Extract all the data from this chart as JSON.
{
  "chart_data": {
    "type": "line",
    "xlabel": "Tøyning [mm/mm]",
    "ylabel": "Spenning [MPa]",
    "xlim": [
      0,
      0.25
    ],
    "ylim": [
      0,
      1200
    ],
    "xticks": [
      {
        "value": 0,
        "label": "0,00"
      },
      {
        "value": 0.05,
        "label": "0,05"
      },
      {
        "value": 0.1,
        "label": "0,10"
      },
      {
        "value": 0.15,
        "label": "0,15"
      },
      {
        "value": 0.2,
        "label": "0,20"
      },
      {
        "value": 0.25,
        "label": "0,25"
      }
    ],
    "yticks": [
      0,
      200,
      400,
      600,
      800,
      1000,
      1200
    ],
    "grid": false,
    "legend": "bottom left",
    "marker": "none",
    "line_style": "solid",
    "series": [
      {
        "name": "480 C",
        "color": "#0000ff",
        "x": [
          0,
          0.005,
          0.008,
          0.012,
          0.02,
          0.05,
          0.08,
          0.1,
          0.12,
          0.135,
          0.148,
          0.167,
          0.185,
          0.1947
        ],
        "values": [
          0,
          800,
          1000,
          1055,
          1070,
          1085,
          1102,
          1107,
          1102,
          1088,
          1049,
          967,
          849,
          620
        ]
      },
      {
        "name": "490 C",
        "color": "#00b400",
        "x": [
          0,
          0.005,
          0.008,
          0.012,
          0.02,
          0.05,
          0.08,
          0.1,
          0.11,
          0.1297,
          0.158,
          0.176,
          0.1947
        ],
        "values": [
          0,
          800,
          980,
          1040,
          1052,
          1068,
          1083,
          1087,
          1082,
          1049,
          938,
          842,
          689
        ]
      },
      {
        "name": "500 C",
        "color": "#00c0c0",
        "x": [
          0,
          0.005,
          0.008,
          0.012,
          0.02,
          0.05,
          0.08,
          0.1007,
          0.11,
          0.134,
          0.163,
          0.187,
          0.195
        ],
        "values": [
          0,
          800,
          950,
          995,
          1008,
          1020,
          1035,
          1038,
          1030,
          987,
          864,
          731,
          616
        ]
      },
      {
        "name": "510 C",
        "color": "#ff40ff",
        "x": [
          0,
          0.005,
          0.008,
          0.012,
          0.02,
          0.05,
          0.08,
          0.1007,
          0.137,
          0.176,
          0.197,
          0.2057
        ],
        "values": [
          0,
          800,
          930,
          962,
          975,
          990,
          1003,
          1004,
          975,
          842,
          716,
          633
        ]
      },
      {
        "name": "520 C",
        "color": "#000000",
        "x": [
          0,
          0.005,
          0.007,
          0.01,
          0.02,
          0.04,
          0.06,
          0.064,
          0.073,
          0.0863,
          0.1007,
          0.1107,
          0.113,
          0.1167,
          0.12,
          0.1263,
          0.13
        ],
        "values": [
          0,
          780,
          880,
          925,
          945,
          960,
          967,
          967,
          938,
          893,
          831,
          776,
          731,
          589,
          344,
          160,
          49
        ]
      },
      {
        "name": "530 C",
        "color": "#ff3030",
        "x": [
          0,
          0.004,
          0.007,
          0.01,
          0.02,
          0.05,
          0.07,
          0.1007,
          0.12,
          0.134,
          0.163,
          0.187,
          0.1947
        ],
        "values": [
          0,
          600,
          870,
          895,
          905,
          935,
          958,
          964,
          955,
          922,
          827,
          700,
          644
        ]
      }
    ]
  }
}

▬▬▬▬▬▬

* _EXERCISE AIM_: Quote every entry exactly.

* _SOLUTION TO THIS EXERCISE_:
Extract all the data from this chart as JSON.
{
  "chart_data": {
    "type": "line",
    "xlabel": "Tøyning [mm/mm]",
    "ylabel": "Spenning [MPa]",
    "xlim": [
      0,
      0.25
    ],
    "ylim": [
      0,
      1200
    ],
    "xticks": [
      {
        "value": 0,
        "label": "0,00"
      },
      {
        "value": 0.05,
        "label": "0,05"
      },
      {
        "value": 0.1,
        "label": "0,10"
      },
      {
        "value": 0.15,
        "label": "0,15"
      },
      {
        "value": 0.2,
        "label": "0,20"
      },
      {
        "value": 0.25,
        "label": "0,25"
      }
    ],
    "yticks": [
      0,
      200,
      400,
      600,
      800,
      1000,
      1200
    ],
    "grid": false,
    "legend": "bottom left",
    "marker": "none",
    "line_style": "solid",
    "series": [
      {
        "name": "480 C",
        "color": "#0000ff",
        "x": [
          0,
          0.005,
          0.008,
          0.012,
          0.02,
          0.05,
          0.08,
          0.1,
          0.12,
          0.135,
          0.148,
          0.167,
          0.185,
          0.1947
        ],
        "values": [
          0,
          800,
          1000,
          1055,
          1070,
          1085,
          1102,
          1107,
          1102,
          1088,
          1049,
          967,
          849,
          620
        ]
      },
      {
        "name": "490 C",
        "color": "#00b400",
        "x": [
          0,
          0.005,
          0.008,
          0.012,
          0.02,
          0.05,
          0.08,
          0.1,
          0.11,
          0.1297,
          0.158,
          0.176,
          0.1947
        ],
        "values": [
          0,
          800,
          980,
          1040,
          1052,
          1068,
          1083,
          1087,
          1082,
          1049,
          938,
          842,
          689
        ]
      },
      {
        "name": "500 C",
        "color": "#00c0c0",
        "x": [
          0,
          0.005,
          0.008,
          0.012,
          0.02,
          0.05,
          0.08,
          0.1007,
          0.11,
          0.134,
          0.163,
          0.187,
          0.195
        ],
        "values": [
          0,
          800,
          950,
          995,
          1008,
          1020,
          1035,
          1038,
          1030,
          987,
          864,
          731,
          616
        ]
      },
      {
        "name": "510 C",
        "color": "#ff40ff",
        "x": [
          0,
          0.005,
          0.008,
          0.012,
          0.02,
          0.05,
          0.08,
          0.1007,
          0.137,
          0.176,
          0.197,
          0.2057
        ],
        "values": [
          0,
          800,
          930,
          962,
          975,
          990,
          1003,
          1004,
          975,
          842,
          716,
          633
        ]
      },
      {
        "name": "520 C",
        "color": "#000000",
        "x": [
          0,
          0.005,
          0.007,
          0.01,
          0.02,
          0.04,
          0.06,
          0.064,
          0.073,
          0.0863,
          0.1007,
          0.1107,
          0.113,
          0.1167,
          0.12,
          0.1263,
          0.13
        ],
        "values": [
          0,
          780,
          880,
          925,
          945,
          960,
          967,
          967,
          938,
          893,
          831,
          776,
          731,
          589,
          344,
          160,
          49
        ]
      },
      {
        "name": "530 C",
        "color": "#ff3030",
        "x": [
          0,
          0.004,
          0.007,
          0.01,
          0.02,
          0.05,
          0.07,
          0.1007,
          0.12,
          0.134,
          0.163,
          0.187,
          0.1947
        ],
        "values": [
          0,
          600,
          870,
          895,
          905,
          935,
          958,
          964,
          955,
          922,
          827,
          700,
          644
        ]
      }
    ]
  }
}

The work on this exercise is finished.